Exercise details - Lines holding the string "door" are the ones to copy; find them all in the data.

··· Data section ···

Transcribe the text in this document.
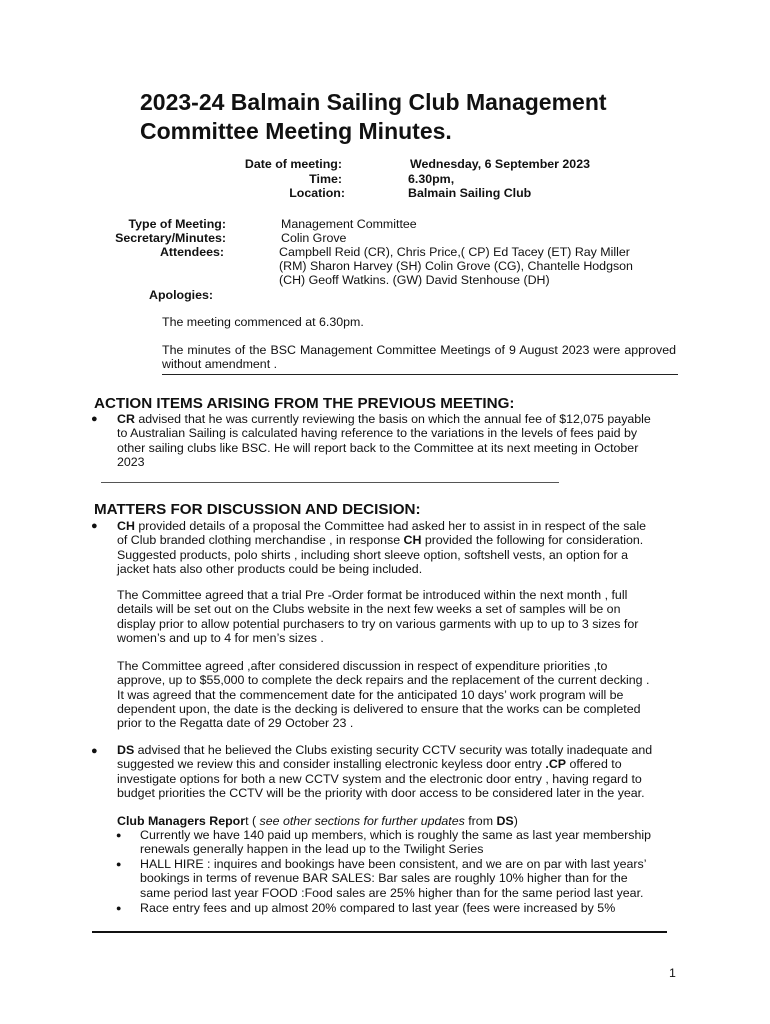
2023-24 Balmain Sailing Club Management Committee Meeting Minutes.
Date of meeting:	Wednesday, 6 September 2023
Time:	6.30pm,
Location:	Balmain Sailing Club
Type of Meeting:	Management Committee
Secretary/Minutes:	Colin Grove
Attendees:	Campbell Reid (CR), Chris Price,( CP) Ed Tacey (ET) Ray Miller
(RM) Sharon Harvey (SH) Colin Grove (CG), Chantelle Hodgson
(CH) Geoff Watkins. (GW) David Stenhouse (DH)
Apologies:
The meeting commenced at 6.30pm.
The minutes of the BSC Management Committee Meetings of 9 August 2023 were approved without amendment .
ACTION ITEMS ARISING FROM THE PREVIOUS MEETING:
● CR advised that he was currently reviewing the basis on which the annual fee of $12,075 payable
to Australian Sailing is calculated having reference to the variations in the levels of fees paid by
other sailing clubs like BSC. He will report back to the Committee at its next meeting in October
2023
MATTERS FOR DISCUSSION AND DECISION:
● CH provided details of a proposal the Committee had asked her to assist in in respect of the sale
of Club branded clothing merchandise , in response CH provided the following for consideration.
Suggested products, polo shirts , including short sleeve option, softshell vests, an option for a
jacket hats also other products could be being included.
The Committee agreed that a trial Pre -Order format be introduced within the next month , full
details will be set out on the Clubs website in the next few weeks a set of samples will be on
display prior to allow potential purchasers to try on various garments with up to up to 3 sizes for
women’s and up to 4 for men’s sizes .
The Committee agreed ,after considered discussion in respect of expenditure priorities ,to
approve, up to $55,000 to complete the deck repairs and the replacement of the current decking .
It was agreed that the commencement date for the anticipated 10 days’ work program will be
dependent upon, the date is the decking is delivered to ensure that the works can be completed
prior to the Regatta date of 29 October 23 .
● DS advised that he believed the Clubs existing security CCTV security was totally inadequate and
suggested we review this and consider installing electronic keyless door entry .CP offered to
investigate options for both a new CCTV system and the electronic door entry , having regard to
budget priorities the CCTV will be the priority with door access to be considered later in the year.
Club Managers Report ( see other sections for further updates from DS)
● Currently we have 140 paid up members, which is roughly the same as last year membership
renewals generally happen in the lead up to the Twilight Series
● HALL HIRE : inquires and bookings have been consistent, and we are on par with last years’
bookings in terms of revenue BAR SALES: Bar sales are roughly 10% higher than for the
same period last year FOOD :Food sales are 25% higher than for the same period last year.
● Race entry fees and up almost 20% compared to last year (fees were increased by 5%
1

···

The response -
suggested we review this and consider installing electronic keyless door entry .CP offered to
investigate options for both a new CCTV system and the electronic door entry , having regard to
budget priorities the CCTV will be the priority with door access to be considered later in the year.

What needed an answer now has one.